====== Working data ======
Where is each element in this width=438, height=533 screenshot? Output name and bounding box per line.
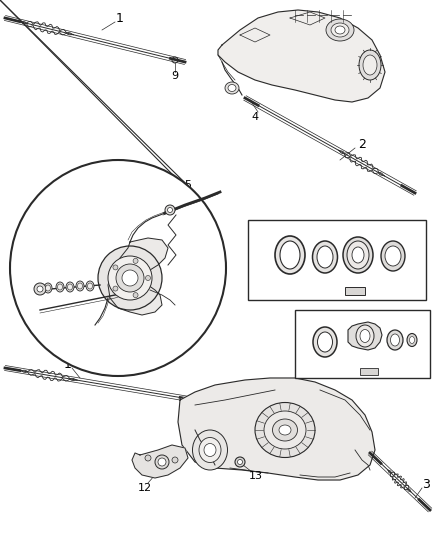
Ellipse shape [78, 283, 82, 289]
Ellipse shape [280, 241, 300, 269]
Circle shape [113, 286, 118, 291]
Ellipse shape [385, 246, 401, 266]
Ellipse shape [335, 26, 345, 34]
Text: 10: 10 [61, 298, 75, 308]
Ellipse shape [44, 283, 52, 293]
Ellipse shape [56, 282, 64, 292]
Ellipse shape [66, 282, 74, 292]
Circle shape [133, 293, 138, 297]
Ellipse shape [318, 332, 332, 352]
Circle shape [167, 207, 173, 213]
Polygon shape [108, 238, 168, 315]
Ellipse shape [410, 336, 414, 343]
Ellipse shape [275, 236, 305, 274]
Circle shape [237, 459, 243, 464]
Text: 13: 13 [249, 471, 263, 481]
Ellipse shape [264, 411, 306, 449]
Bar [360, 368, 378, 375]
Text: 9: 9 [44, 264, 52, 274]
Ellipse shape [272, 419, 297, 441]
Text: 9: 9 [171, 71, 179, 81]
Polygon shape [218, 10, 385, 102]
Text: 8: 8 [88, 298, 95, 308]
Circle shape [158, 458, 166, 466]
Text: 1: 1 [116, 12, 124, 26]
Circle shape [10, 160, 226, 376]
Ellipse shape [67, 284, 73, 290]
Ellipse shape [279, 425, 291, 435]
Ellipse shape [347, 241, 369, 269]
Circle shape [116, 264, 144, 292]
Circle shape [37, 286, 43, 292]
Text: 4: 4 [251, 112, 258, 122]
Text: 6: 6 [305, 365, 312, 375]
Polygon shape [178, 378, 375, 480]
Circle shape [133, 259, 138, 263]
Ellipse shape [57, 284, 63, 290]
Text: 2: 2 [358, 138, 366, 150]
Ellipse shape [86, 281, 94, 291]
Ellipse shape [88, 283, 92, 289]
Ellipse shape [360, 329, 370, 343]
Ellipse shape [204, 443, 216, 456]
Ellipse shape [313, 327, 337, 357]
Ellipse shape [225, 82, 239, 94]
Ellipse shape [356, 325, 374, 347]
Circle shape [145, 455, 151, 461]
Circle shape [235, 457, 245, 467]
Ellipse shape [312, 241, 338, 273]
Circle shape [155, 455, 169, 469]
Ellipse shape [387, 330, 403, 350]
Ellipse shape [46, 285, 50, 291]
Ellipse shape [407, 334, 417, 346]
Ellipse shape [228, 85, 236, 92]
Text: 7: 7 [258, 285, 265, 295]
Bar [248, 220, 426, 300]
Text: 1: 1 [64, 358, 72, 370]
Circle shape [122, 270, 138, 286]
Circle shape [34, 283, 46, 295]
Ellipse shape [317, 246, 333, 268]
Ellipse shape [326, 19, 354, 41]
Ellipse shape [331, 23, 349, 37]
Ellipse shape [255, 402, 315, 457]
Ellipse shape [199, 438, 221, 463]
Ellipse shape [192, 430, 227, 470]
Ellipse shape [381, 241, 405, 271]
Polygon shape [348, 322, 382, 350]
Polygon shape [132, 445, 188, 478]
Text: 5: 5 [184, 180, 191, 190]
Text: 11: 11 [11, 273, 25, 283]
Circle shape [172, 457, 178, 463]
Bar [295, 310, 430, 378]
Bar [345, 287, 365, 295]
Ellipse shape [359, 50, 381, 80]
Circle shape [98, 246, 162, 310]
Circle shape [145, 276, 151, 280]
Circle shape [108, 256, 152, 300]
Circle shape [165, 205, 175, 215]
Ellipse shape [363, 55, 377, 75]
Ellipse shape [343, 237, 373, 273]
Text: 3: 3 [422, 478, 430, 490]
Text: 12: 12 [138, 483, 152, 493]
Ellipse shape [76, 281, 84, 291]
Ellipse shape [391, 334, 399, 346]
Ellipse shape [352, 247, 364, 263]
Circle shape [113, 265, 118, 270]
======
§ Do this: Quote each line of the listing above that contains the word "Polygon".

§ Response for this exercise:
Polygon shape [108, 238, 168, 315]
Polygon shape [218, 10, 385, 102]
Polygon shape [178, 378, 375, 480]
Polygon shape [348, 322, 382, 350]
Polygon shape [132, 445, 188, 478]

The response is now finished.